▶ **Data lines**

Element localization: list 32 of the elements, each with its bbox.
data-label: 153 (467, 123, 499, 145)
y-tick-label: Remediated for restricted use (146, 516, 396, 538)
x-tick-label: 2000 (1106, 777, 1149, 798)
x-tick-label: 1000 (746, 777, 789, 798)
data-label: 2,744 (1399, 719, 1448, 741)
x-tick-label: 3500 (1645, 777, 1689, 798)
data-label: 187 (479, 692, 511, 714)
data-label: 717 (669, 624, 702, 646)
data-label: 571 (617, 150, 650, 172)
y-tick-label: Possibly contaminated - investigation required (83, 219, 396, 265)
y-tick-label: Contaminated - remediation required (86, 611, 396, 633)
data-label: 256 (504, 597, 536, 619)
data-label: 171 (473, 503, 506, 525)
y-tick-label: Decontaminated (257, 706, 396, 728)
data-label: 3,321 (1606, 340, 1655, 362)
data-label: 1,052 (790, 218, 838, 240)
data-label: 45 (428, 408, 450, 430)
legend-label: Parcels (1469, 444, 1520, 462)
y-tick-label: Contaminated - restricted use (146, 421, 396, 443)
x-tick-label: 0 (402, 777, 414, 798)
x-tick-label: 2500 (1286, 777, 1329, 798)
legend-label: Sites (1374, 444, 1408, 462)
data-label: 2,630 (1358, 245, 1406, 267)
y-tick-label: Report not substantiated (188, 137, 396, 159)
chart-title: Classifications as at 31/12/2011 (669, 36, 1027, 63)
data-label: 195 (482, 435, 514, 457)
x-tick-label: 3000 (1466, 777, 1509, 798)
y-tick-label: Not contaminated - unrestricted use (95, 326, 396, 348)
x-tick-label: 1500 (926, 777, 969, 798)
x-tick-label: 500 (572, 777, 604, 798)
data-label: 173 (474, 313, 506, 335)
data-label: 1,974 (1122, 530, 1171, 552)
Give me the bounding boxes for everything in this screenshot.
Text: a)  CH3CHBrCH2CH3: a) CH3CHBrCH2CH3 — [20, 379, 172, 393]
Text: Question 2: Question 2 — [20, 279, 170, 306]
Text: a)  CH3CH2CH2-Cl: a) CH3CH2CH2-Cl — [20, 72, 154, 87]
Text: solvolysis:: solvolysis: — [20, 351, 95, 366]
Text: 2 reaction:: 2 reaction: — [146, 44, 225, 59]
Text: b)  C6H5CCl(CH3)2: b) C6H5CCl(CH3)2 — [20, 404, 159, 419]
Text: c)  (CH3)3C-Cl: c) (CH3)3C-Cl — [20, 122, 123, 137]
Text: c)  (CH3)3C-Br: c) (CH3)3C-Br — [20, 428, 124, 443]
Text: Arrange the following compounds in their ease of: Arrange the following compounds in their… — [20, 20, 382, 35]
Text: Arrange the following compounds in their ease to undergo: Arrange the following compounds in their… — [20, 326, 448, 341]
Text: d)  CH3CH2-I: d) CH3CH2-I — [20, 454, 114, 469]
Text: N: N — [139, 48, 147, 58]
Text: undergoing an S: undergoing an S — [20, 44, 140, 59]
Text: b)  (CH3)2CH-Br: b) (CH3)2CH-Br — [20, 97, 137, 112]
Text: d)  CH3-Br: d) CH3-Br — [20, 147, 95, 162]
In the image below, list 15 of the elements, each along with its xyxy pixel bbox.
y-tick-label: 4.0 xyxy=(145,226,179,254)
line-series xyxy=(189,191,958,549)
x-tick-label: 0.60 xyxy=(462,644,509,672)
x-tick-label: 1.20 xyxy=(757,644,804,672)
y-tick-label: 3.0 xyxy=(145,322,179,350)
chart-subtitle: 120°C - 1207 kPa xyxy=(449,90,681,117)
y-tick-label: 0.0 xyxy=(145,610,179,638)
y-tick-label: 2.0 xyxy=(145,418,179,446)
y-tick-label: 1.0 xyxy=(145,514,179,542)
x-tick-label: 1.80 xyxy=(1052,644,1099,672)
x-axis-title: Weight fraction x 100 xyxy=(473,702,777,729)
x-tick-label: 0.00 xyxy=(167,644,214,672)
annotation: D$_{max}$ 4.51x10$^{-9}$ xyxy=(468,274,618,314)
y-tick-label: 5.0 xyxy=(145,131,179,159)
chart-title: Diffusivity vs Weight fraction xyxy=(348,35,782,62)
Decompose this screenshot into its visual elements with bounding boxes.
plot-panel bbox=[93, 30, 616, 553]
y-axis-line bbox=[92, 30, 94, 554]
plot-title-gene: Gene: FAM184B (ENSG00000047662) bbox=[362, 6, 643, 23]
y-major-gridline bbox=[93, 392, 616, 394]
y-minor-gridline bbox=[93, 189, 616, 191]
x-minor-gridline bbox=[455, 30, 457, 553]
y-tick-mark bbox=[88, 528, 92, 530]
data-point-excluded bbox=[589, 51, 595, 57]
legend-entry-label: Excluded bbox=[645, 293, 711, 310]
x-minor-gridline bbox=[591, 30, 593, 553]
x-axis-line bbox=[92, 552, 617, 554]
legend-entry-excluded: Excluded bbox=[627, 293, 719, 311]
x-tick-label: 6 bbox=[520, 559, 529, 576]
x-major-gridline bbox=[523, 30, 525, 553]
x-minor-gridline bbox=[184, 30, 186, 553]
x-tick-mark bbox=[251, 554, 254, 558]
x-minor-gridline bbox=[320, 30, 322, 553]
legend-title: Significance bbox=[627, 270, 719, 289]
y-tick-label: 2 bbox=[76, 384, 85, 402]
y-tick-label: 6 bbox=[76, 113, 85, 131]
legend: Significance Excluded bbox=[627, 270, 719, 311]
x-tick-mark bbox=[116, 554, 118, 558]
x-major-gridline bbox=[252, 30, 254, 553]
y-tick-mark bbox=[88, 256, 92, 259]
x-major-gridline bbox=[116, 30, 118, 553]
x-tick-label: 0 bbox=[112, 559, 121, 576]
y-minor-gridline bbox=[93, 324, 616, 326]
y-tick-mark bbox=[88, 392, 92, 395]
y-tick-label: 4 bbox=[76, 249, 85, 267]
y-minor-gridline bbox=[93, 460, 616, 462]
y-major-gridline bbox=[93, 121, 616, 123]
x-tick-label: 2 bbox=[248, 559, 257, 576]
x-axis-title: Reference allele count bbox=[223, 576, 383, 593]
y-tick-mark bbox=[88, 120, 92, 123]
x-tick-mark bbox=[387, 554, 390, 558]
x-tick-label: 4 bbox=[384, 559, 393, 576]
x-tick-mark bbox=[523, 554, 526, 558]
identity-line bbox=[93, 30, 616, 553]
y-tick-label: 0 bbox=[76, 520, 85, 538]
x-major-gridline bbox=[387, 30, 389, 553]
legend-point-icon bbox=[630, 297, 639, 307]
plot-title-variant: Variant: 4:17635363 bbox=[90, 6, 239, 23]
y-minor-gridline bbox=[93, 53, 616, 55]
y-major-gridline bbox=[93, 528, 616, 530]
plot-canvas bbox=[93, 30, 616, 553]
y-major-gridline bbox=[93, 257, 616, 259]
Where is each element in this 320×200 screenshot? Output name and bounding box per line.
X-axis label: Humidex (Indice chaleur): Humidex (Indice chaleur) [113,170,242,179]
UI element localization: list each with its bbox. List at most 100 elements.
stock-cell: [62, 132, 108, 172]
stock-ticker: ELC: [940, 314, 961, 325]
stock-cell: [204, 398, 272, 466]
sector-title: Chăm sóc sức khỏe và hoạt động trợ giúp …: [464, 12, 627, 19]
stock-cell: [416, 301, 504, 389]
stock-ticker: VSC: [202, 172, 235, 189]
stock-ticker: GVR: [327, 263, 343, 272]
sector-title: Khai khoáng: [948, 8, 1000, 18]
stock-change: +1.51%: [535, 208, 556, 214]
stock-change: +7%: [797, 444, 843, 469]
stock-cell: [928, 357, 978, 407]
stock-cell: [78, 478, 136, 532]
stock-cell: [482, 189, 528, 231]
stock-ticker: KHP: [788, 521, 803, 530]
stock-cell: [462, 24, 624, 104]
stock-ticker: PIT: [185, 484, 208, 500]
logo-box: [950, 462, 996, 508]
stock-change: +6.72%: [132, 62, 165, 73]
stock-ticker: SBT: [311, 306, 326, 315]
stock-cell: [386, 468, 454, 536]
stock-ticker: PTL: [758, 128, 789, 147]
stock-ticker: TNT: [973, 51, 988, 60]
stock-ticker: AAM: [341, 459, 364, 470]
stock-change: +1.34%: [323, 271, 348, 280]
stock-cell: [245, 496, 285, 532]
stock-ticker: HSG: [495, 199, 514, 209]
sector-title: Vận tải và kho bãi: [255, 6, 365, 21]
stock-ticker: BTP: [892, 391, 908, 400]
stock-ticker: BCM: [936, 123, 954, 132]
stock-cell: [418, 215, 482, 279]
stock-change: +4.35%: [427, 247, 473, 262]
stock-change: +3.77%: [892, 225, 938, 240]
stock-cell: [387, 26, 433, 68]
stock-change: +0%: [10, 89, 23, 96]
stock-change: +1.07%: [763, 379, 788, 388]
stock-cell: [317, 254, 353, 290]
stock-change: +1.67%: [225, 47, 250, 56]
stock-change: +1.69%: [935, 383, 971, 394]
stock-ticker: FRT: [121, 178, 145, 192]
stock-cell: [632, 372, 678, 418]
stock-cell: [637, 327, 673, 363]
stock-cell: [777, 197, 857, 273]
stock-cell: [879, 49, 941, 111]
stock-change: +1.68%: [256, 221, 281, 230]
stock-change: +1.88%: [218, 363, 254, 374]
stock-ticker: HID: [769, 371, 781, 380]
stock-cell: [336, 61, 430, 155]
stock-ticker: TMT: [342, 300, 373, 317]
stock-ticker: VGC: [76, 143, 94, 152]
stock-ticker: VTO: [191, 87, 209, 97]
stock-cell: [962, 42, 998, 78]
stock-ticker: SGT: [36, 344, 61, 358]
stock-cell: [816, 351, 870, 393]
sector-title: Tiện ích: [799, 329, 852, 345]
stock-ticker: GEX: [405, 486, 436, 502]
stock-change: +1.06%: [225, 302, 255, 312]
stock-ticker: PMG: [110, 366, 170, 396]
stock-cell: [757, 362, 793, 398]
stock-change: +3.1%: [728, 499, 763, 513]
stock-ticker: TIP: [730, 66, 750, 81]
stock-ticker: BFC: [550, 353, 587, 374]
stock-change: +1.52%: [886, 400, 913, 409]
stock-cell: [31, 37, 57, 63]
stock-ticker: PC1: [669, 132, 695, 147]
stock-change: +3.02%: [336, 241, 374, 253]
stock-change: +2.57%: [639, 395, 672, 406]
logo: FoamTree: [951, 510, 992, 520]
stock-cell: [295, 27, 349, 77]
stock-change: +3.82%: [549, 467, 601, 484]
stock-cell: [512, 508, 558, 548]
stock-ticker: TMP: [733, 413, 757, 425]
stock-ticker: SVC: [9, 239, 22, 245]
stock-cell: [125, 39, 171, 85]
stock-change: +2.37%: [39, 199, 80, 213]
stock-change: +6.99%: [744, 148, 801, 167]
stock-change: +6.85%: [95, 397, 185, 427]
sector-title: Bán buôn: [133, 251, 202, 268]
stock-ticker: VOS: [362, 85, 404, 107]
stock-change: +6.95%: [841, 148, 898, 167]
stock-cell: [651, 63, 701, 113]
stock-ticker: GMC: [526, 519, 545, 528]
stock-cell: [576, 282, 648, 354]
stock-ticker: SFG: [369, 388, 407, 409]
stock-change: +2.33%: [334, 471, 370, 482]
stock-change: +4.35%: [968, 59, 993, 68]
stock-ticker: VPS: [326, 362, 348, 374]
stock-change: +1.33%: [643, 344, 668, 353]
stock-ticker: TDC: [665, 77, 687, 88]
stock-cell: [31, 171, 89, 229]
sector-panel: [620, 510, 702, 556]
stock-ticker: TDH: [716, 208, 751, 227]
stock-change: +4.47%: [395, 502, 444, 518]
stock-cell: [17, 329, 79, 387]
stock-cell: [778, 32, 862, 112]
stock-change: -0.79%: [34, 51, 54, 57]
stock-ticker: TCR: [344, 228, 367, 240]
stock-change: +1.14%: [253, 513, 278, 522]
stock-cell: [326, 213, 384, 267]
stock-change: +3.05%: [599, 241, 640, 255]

▶ **WHAT TO PRODUCE**
Filter the material above and copy out every line that contains the string "list".

▶ **CORRECT ANSWER**
Element localization: list 32 of the elements, each with its bbox.
In the image below, list 15 of the elements, each along with its xyxy pixel bbox.
UI element localization: list each with its bbox. List at most 100 elements.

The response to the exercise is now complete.